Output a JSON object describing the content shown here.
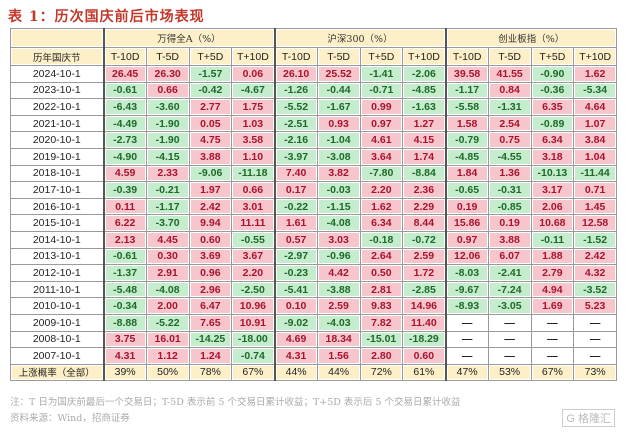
{
  "title": "表 1：历次国庆前后市场表现",
  "header": {
    "row_label": "历年国庆节",
    "groups": [
      "万得全A（%）",
      "沪深300（%）",
      "创业板指（%）"
    ],
    "subcols": [
      "T-10D",
      "T-5D",
      "T+5D",
      "T+10D"
    ]
  },
  "rows": [
    {
      "date": "2024-10-1",
      "values": [
        "26.45",
        "26.30",
        "-1.57",
        "0.06",
        "26.10",
        "25.52",
        "-1.41",
        "-2.06",
        "39.58",
        "41.55",
        "-0.90",
        "1.62"
      ]
    },
    {
      "date": "2023-10-1",
      "values": [
        "-0.61",
        "0.66",
        "-0.42",
        "-4.67",
        "-1.26",
        "-0.44",
        "-0.71",
        "-4.85",
        "-1.17",
        "0.84",
        "-0.36",
        "-5.34"
      ]
    },
    {
      "date": "2022-10-1",
      "values": [
        "-6.43",
        "-3.60",
        "2.77",
        "1.75",
        "-5.52",
        "-1.67",
        "0.99",
        "-1.63",
        "-5.58",
        "-1.31",
        "6.35",
        "4.64"
      ]
    },
    {
      "date": "2021-10-1",
      "values": [
        "-4.49",
        "-1.90",
        "0.05",
        "1.03",
        "-2.51",
        "0.93",
        "0.97",
        "1.27",
        "1.58",
        "2.54",
        "-0.89",
        "1.07"
      ]
    },
    {
      "date": "2020-10-1",
      "values": [
        "-2.73",
        "-1.90",
        "4.75",
        "3.58",
        "-2.16",
        "-1.04",
        "4.61",
        "4.15",
        "-0.79",
        "0.75",
        "6.34",
        "3.84"
      ]
    },
    {
      "date": "2019-10-1",
      "values": [
        "-4.90",
        "-4.15",
        "3.88",
        "1.10",
        "-3.97",
        "-3.08",
        "3.64",
        "1.74",
        "-4.85",
        "-4.55",
        "3.18",
        "1.04"
      ]
    },
    {
      "date": "2018-10-1",
      "values": [
        "4.59",
        "2.33",
        "-9.06",
        "-11.18",
        "7.40",
        "3.82",
        "-7.80",
        "-8.84",
        "1.84",
        "1.36",
        "-10.13",
        "-11.44"
      ]
    },
    {
      "date": "2017-10-1",
      "values": [
        "-0.39",
        "-0.21",
        "1.97",
        "0.66",
        "0.17",
        "-0.03",
        "2.20",
        "2.36",
        "-0.65",
        "-0.31",
        "3.17",
        "0.71"
      ]
    },
    {
      "date": "2016-10-1",
      "values": [
        "0.11",
        "-1.17",
        "2.42",
        "3.01",
        "-0.22",
        "-1.15",
        "1.62",
        "2.29",
        "0.19",
        "-0.85",
        "2.06",
        "1.45"
      ]
    },
    {
      "date": "2015-10-1",
      "values": [
        "6.22",
        "-3.70",
        "9.94",
        "11.11",
        "1.61",
        "-4.08",
        "6.34",
        "8.44",
        "15.86",
        "0.19",
        "10.68",
        "12.58"
      ]
    },
    {
      "date": "2014-10-1",
      "values": [
        "2.13",
        "4.45",
        "0.60",
        "-0.55",
        "0.57",
        "3.03",
        "-0.18",
        "-0.72",
        "0.97",
        "3.88",
        "-0.11",
        "-1.52"
      ]
    },
    {
      "date": "2013-10-1",
      "values": [
        "-0.61",
        "0.30",
        "3.69",
        "3.67",
        "-2.97",
        "-0.96",
        "2.64",
        "2.59",
        "12.06",
        "6.07",
        "1.88",
        "2.42"
      ]
    },
    {
      "date": "2012-10-1",
      "values": [
        "-1.37",
        "2.91",
        "0.96",
        "2.20",
        "-0.23",
        "4.42",
        "0.50",
        "1.72",
        "-8.03",
        "-2.41",
        "2.79",
        "4.32"
      ]
    },
    {
      "date": "2011-10-1",
      "values": [
        "-5.48",
        "-4.08",
        "2.96",
        "-2.50",
        "-5.41",
        "-3.88",
        "2.81",
        "-2.85",
        "-9.67",
        "-7.24",
        "4.94",
        "-3.52"
      ]
    },
    {
      "date": "2010-10-1",
      "values": [
        "-0.34",
        "2.00",
        "6.47",
        "10.96",
        "0.10",
        "2.59",
        "9.83",
        "14.96",
        "-8.93",
        "-3.05",
        "1.69",
        "5.23"
      ]
    },
    {
      "date": "2009-10-1",
      "values": [
        "-8.88",
        "-5.22",
        "7.65",
        "10.91",
        "-9.02",
        "-4.03",
        "7.82",
        "11.40",
        "—",
        "—",
        "—",
        "—"
      ]
    },
    {
      "date": "2008-10-1",
      "values": [
        "3.75",
        "16.01",
        "-14.25",
        "-18.00",
        "4.69",
        "18.34",
        "-15.01",
        "-18.29",
        "—",
        "—",
        "—",
        "—"
      ]
    },
    {
      "date": "2007-10-1",
      "values": [
        "4.31",
        "1.12",
        "1.24",
        "-0.74",
        "4.31",
        "1.56",
        "2.80",
        "0.60",
        "—",
        "—",
        "—",
        "—"
      ]
    }
  ],
  "summary": {
    "label": "上涨概率（全部）",
    "values": [
      "39%",
      "50%",
      "78%",
      "67%",
      "44%",
      "44%",
      "72%",
      "61%",
      "47%",
      "53%",
      "67%",
      "73%"
    ]
  },
  "notes": [
    "注：T 日为国庆前最后一个交易日；T-5D 表示前 5 个交易日累计收益；T+5D 表示后 5 个交易日累计收益",
    "资料来源：Wind，招商证券"
  ],
  "watermark": "格隆汇",
  "colors": {
    "positive_bg": "#f7c6cd",
    "positive_text": "#a8142e",
    "negative_bg": "#c6ecce",
    "negative_text": "#1c6a28",
    "header_bg": "#fdf0c8"
  }
}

● ● ● ● ●

*GIVEN EXERCISE*. Give back all entries exactly. No pictures belong in the copy.

*SOLUTION TO THIS EXERCISE*.
Output a JSON object describing the content shown here.
{
  "title": "表 1：历次国庆前后市场表现",
  "header": {
    "row_label": "历年国庆节",
    "groups": [
      "万得全A（%）",
      "沪深300（%）",
      "创业板指（%）"
    ],
    "subcols": [
      "T-10D",
      "T-5D",
      "T+5D",
      "T+10D"
    ]
  },
  "rows": [
    {
      "date": "2024-10-1",
      "values": [
        "26.45",
        "26.30",
        "-1.57",
        "0.06",
        "26.10",
        "25.52",
        "-1.41",
        "-2.06",
        "39.58",
        "41.55",
        "-0.90",
        "1.62"
      ]
    },
    {
      "date": "2023-10-1",
      "values": [
        "-0.61",
        "0.66",
        "-0.42",
        "-4.67",
        "-1.26",
        "-0.44",
        "-0.71",
        "-4.85",
        "-1.17",
        "0.84",
        "-0.36",
        "-5.34"
      ]
    },
    {
      "date": "2022-10-1",
      "values": [
        "-6.43",
        "-3.60",
        "2.77",
        "1.75",
        "-5.52",
        "-1.67",
        "0.99",
        "-1.63",
        "-5.58",
        "-1.31",
        "6.35",
        "4.64"
      ]
    },
    {
      "date": "2021-10-1",
      "values": [
        "-4.49",
        "-1.90",
        "0.05",
        "1.03",
        "-2.51",
        "0.93",
        "0.97",
        "1.27",
        "1.58",
        "2.54",
        "-0.89",
        "1.07"
      ]
    },
    {
      "date": "2020-10-1",
      "values": [
        "-2.73",
        "-1.90",
        "4.75",
        "3.58",
        "-2.16",
        "-1.04",
        "4.61",
        "4.15",
        "-0.79",
        "0.75",
        "6.34",
        "3.84"
      ]
    },
    {
      "date": "2019-10-1",
      "values": [
        "-4.90",
        "-4.15",
        "3.88",
        "1.10",
        "-3.97",
        "-3.08",
        "3.64",
        "1.74",
        "-4.85",
        "-4.55",
        "3.18",
        "1.04"
      ]
    },
    {
      "date": "2018-10-1",
      "values": [
        "4.59",
        "2.33",
        "-9.06",
        "-11.18",
        "7.40",
        "3.82",
        "-7.80",
        "-8.84",
        "1.84",
        "1.36",
        "-10.13",
        "-11.44"
      ]
    },
    {
      "date": "2017-10-1",
      "values": [
        "-0.39",
        "-0.21",
        "1.97",
        "0.66",
        "0.17",
        "-0.03",
        "2.20",
        "2.36",
        "-0.65",
        "-0.31",
        "3.17",
        "0.71"
      ]
    },
    {
      "date": "2016-10-1",
      "values": [
        "0.11",
        "-1.17",
        "2.42",
        "3.01",
        "-0.22",
        "-1.15",
        "1.62",
        "2.29",
        "0.19",
        "-0.85",
        "2.06",
        "1.45"
      ]
    },
    {
      "date": "2015-10-1",
      "values": [
        "6.22",
        "-3.70",
        "9.94",
        "11.11",
        "1.61",
        "-4.08",
        "6.34",
        "8.44",
        "15.86",
        "0.19",
        "10.68",
        "12.58"
      ]
    },
    {
      "date": "2014-10-1",
      "values": [
        "2.13",
        "4.45",
        "0.60",
        "-0.55",
        "0.57",
        "3.03",
        "-0.18",
        "-0.72",
        "0.97",
        "3.88",
        "-0.11",
        "-1.52"
      ]
    },
    {
      "date": "2013-10-1",
      "values": [
        "-0.61",
        "0.30",
        "3.69",
        "3.67",
        "-2.97",
        "-0.96",
        "2.64",
        "2.59",
        "12.06",
        "6.07",
        "1.88",
        "2.42"
      ]
    },
    {
      "date": "2012-10-1",
      "values": [
        "-1.37",
        "2.91",
        "0.96",
        "2.20",
        "-0.23",
        "4.42",
        "0.50",
        "1.72",
        "-8.03",
        "-2.41",
        "2.79",
        "4.32"
      ]
    },
    {
      "date": "2011-10-1",
      "values": [
        "-5.48",
        "-4.08",
        "2.96",
        "-2.50",
        "-5.41",
        "-3.88",
        "2.81",
        "-2.85",
        "-9.67",
        "-7.24",
        "4.94",
        "-3.52"
      ]
    },
    {
      "date": "2010-10-1",
      "values": [
        "-0.34",
        "2.00",
        "6.47",
        "10.96",
        "0.10",
        "2.59",
        "9.83",
        "14.96",
        "-8.93",
        "-3.05",
        "1.69",
        "5.23"
      ]
    },
    {
      "date": "2009-10-1",
      "values": [
        "-8.88",
        "-5.22",
        "7.65",
        "10.91",
        "-9.02",
        "-4.03",
        "7.82",
        "11.40",
        "—",
        "—",
        "—",
        "—"
      ]
    },
    {
      "date": "2008-10-1",
      "values": [
        "3.75",
        "16.01",
        "-14.25",
        "-18.00",
        "4.69",
        "18.34",
        "-15.01",
        "-18.29",
        "—",
        "—",
        "—",
        "—"
      ]
    },
    {
      "date": "2007-10-1",
      "values": [
        "4.31",
        "1.12",
        "1.24",
        "-0.74",
        "4.31",
        "1.56",
        "2.80",
        "0.60",
        "—",
        "—",
        "—",
        "—"
      ]
    }
  ],
  "summary": {
    "label": "上涨概率（全部）",
    "values": [
      "39%",
      "50%",
      "78%",
      "67%",
      "44%",
      "44%",
      "72%",
      "61%",
      "47%",
      "53%",
      "67%",
      "73%"
    ]
  },
  "notes": [
    "注：T 日为国庆前最后一个交易日；T-5D 表示前 5 个交易日累计收益；T+5D 表示后 5 个交易日累计收益",
    "资料来源：Wind，招商证券"
  ],
  "watermark": "格隆汇",
  "colors": {
    "positive_bg": "#f7c6cd",
    "positive_text": "#a8142e",
    "negative_bg": "#c6ecce",
    "negative_text": "#1c6a28",
    "header_bg": "#fdf0c8"
  }
}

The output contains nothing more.